Extract =
━━━

Add case for 'repeated' nodes. Add each entry to the current state
vhash.
Add clause for version 4 manifests.
* tests/profiles.scm ("deduplication of repeated entries"): New test.
* guix/build/profiles.scm (manifest-sexp->inputs+search-paths): Expect
version 4. Add clause for 'repeated' nodes.
---
guix/build/profiles.scm | 4 +-
guix/profiles.scm | 127 ++++++++++++++++++++++++++++------------
tests/profiles.scm | 42 +++++++++++++
3 files changed, 134 insertions(+), 39 deletions(-)

Toggle diff (236 lines)
diff --git a/guix/build/profiles.scm b/guix/build/profiles.scm
index f9875ca92e..c4460f624b 100644
--- a/guix/build/profiles.scm
+++ b/guix/build/profiles.scm
@@ -150,7 +150,7 @@ (define (manifest-sexp->inputs+search-paths manifest)
 values: the list of store items of its manifest entries, and the list of
 search path specifications."
   (match manifest                            ;this must match 'manifest->gexp'
-    (('manifest ('version 3)
+    (('manifest ('version 4)
                 ('packages (entries ...)))
      (let loop ((entries entries)
                 (inputs '())
@@ -162,6 +162,8 @@ (define (manifest-sexp->inputs+search-paths manifest)
           (loop (append rest deps)                ;breadth-first traversal
                 (cons item inputs)
                 (append paths search-paths)))
+         ((('repeated name version item) . rest)
+          (loop rest inputs search-paths))
          (()
           (values (reverse inputs)
                   (delete-duplicates
diff --git a/guix/profiles.scm b/guix/profiles.scm
index bf50c00a1e..44ff37e75b 100644
--- a/guix/profiles.scm
+++ b/guix/profiles.scm
@@ -455,31 +455,53 @@ (define (inferior->entry)
 (define (manifest->gexp manifest)
   "Return a representation of MANIFEST as a gexp."
   (define (entry->gexp entry)
-    (match entry
-      (($ <manifest-entry> name version output (? string? path)
-                           (deps ...) (search-paths ...) _ (properties ...))
-       #~(#$name #$version #$output #$path
-                 (propagated-inputs #$(map entry->gexp deps))
-                 (search-paths #$(map search-path-specification->sexp
-                                      search-paths))
-                 #$@(if (null? properties)
-                        #~()
-                        #~((properties . #$properties)))))
-      (($ <manifest-entry> name version output package
-                           (deps ...) (search-paths ...) _ (properties ...))
-       #~(#$name #$version #$output
-                 (ungexp package (or output "out"))
-                 (propagated-inputs #$(map entry->gexp deps))
-                 (search-paths #$(map search-path-specification->sexp
-                                      search-paths))
-                 #$@(if (null? properties)
-                        #~()
-                        #~((properties . #$properties)))))))
+    ;; Maintain in state monad a vhash of visited entries, indexed by their
+    ;; item, usually package objects (we cannot use the entry itself as an
+    ;; index since identical entries are usually not 'eq?').  Use that vhash
+    ;; to avoid repeating duplicate entries.  This is particularly useful in
+    ;; the presence of propagated inputs, where we could otherwise end up
+    ;; repeating large trees.
+    (mlet %state-monad ((visited (current-state)))
+      (if (match (vhash-assq (manifest-entry-item entry) visited)
+            ((_ . previous-entry)
+             (manifest-entry=? previous-entry entry))
+            (#f #f))
+          (return #~(repeated #$(manifest-entry-name entry)

━━━

Data section =
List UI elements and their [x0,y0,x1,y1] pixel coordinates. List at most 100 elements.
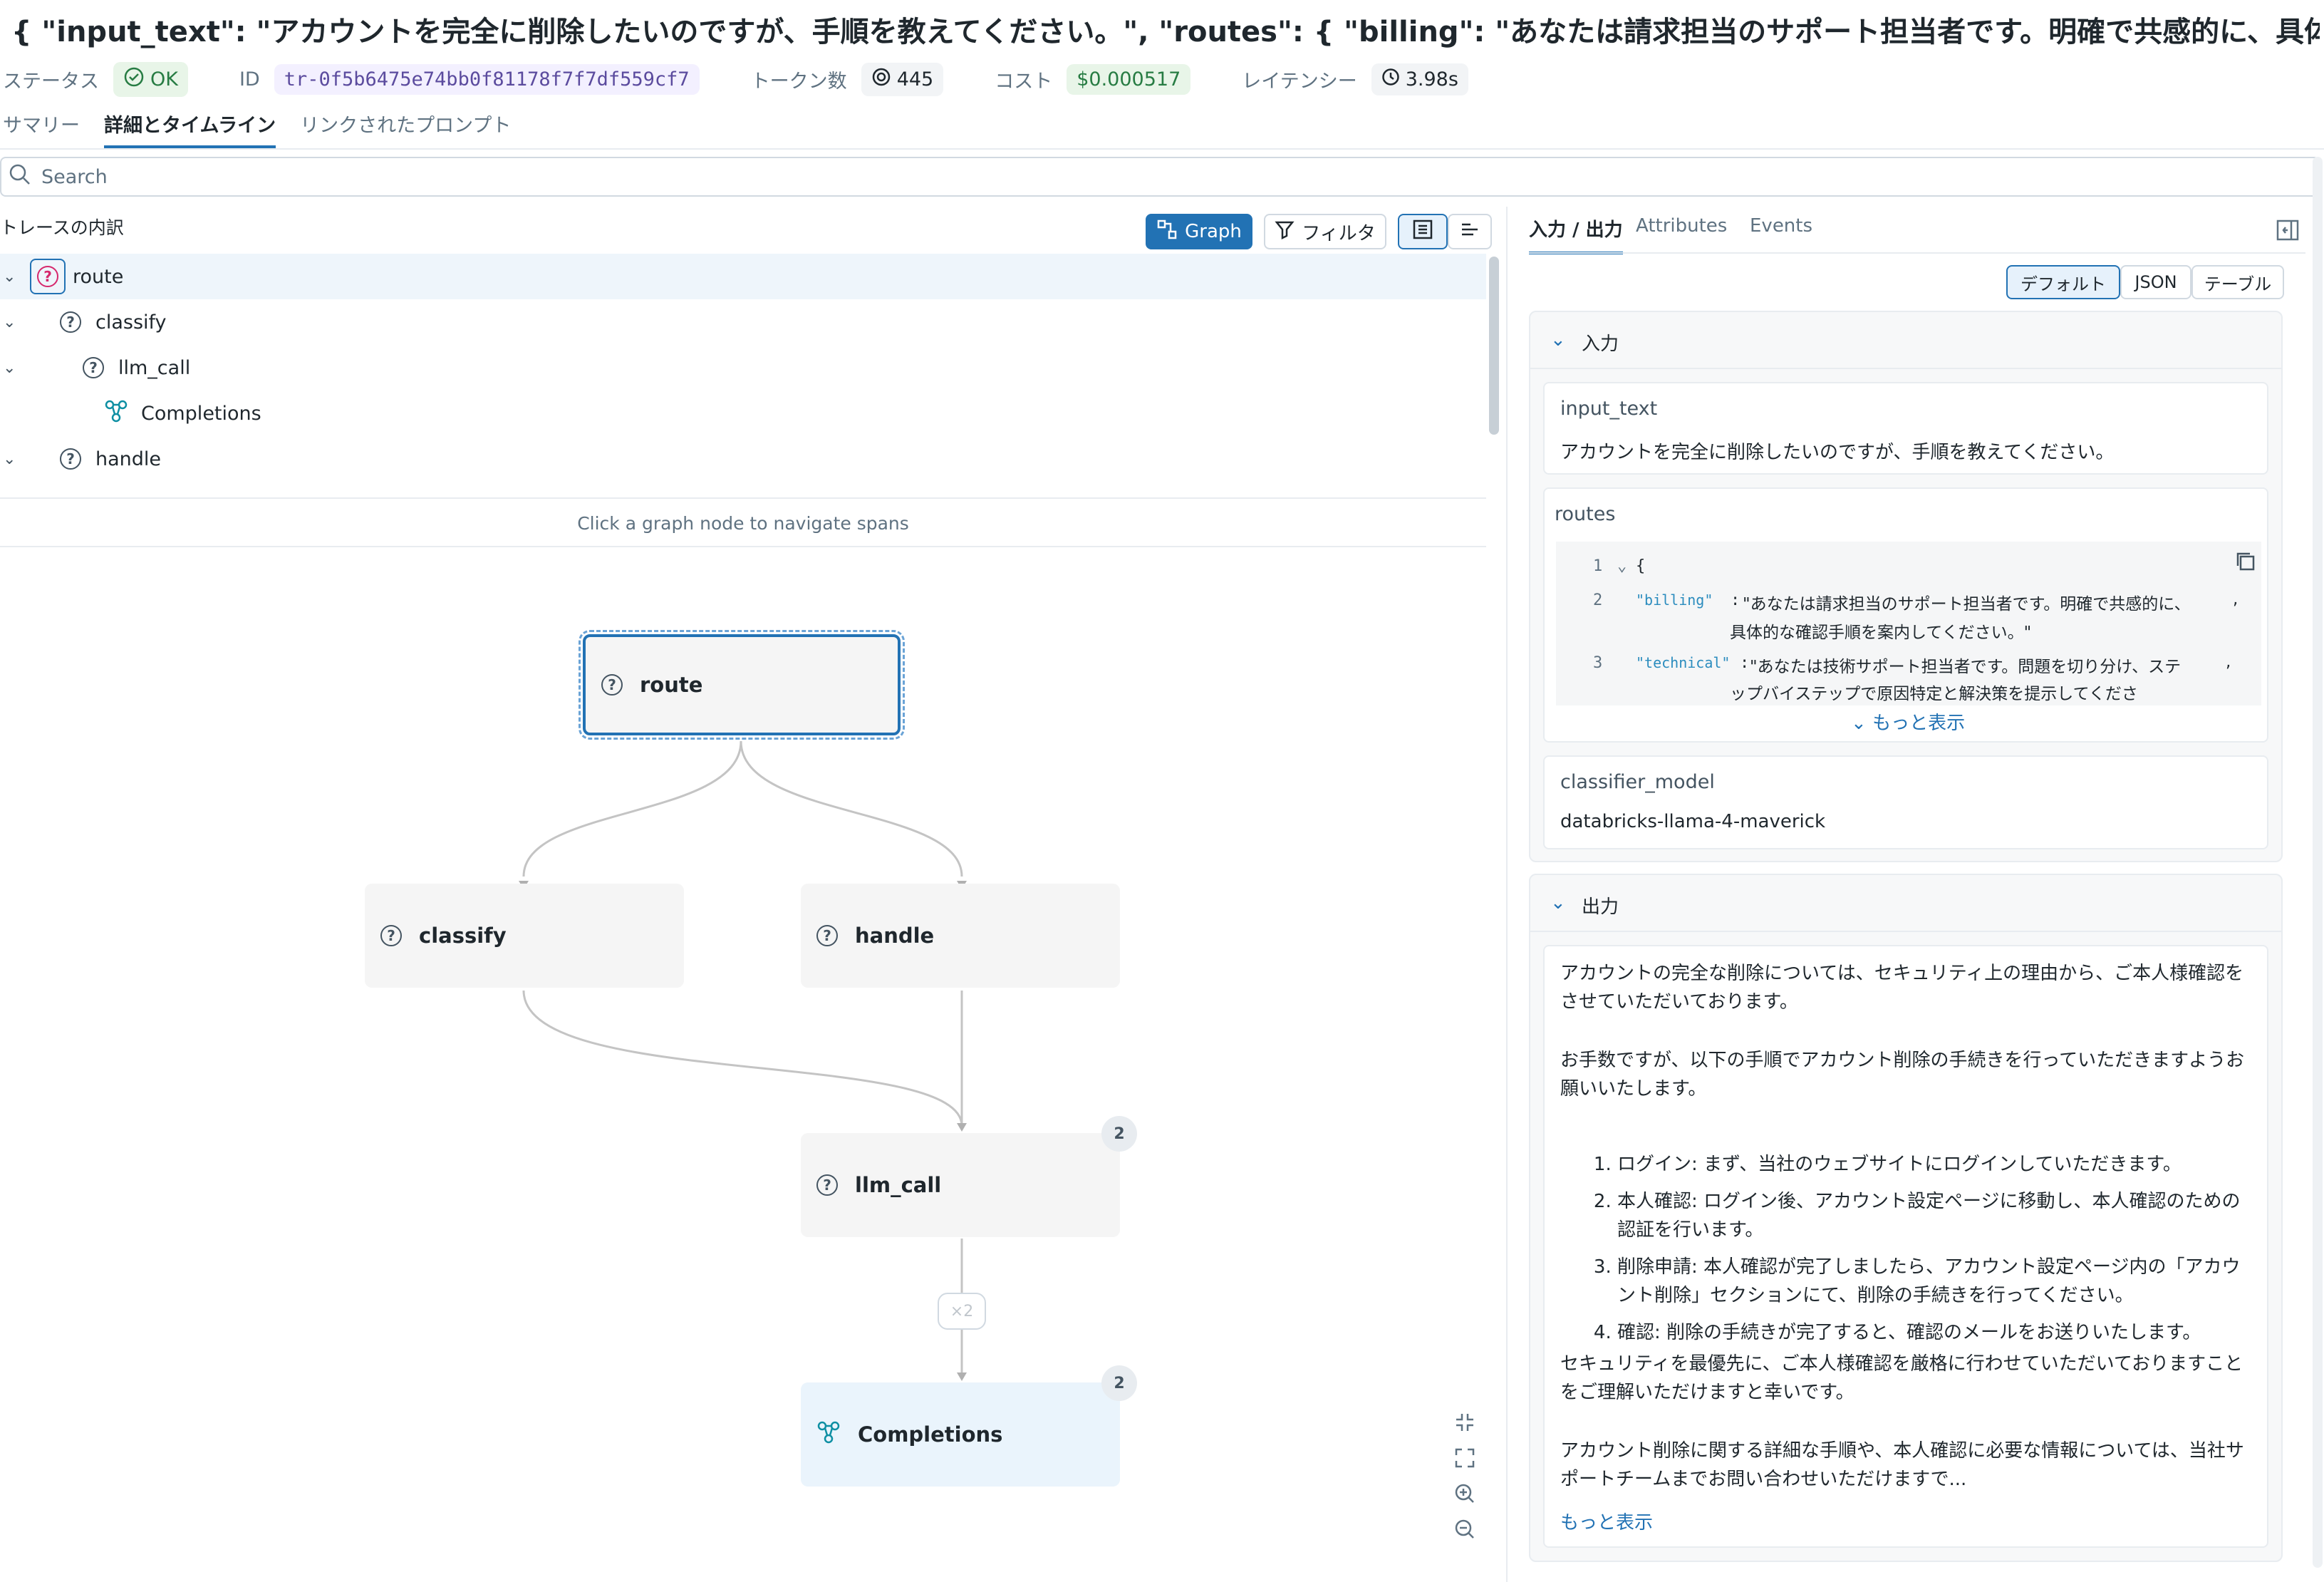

━━━

Write out the part of the patch that opens with the words containing "('packages (entries ...)))" and closes with "(cons item inputs)", swapping "breadth-first traversal" for "depth-first traversal". The lines shown after the text are separate material.

Output =
('packages (entries ...)))
      (let loop ((entries entries)
                 (inputs '())
@@ -162,6 +162,8 @@ (define (manifest-sexp->inputs+search-paths manifest)
           (loop (append rest deps)                ;depth-first traversal
                 (cons item inputs)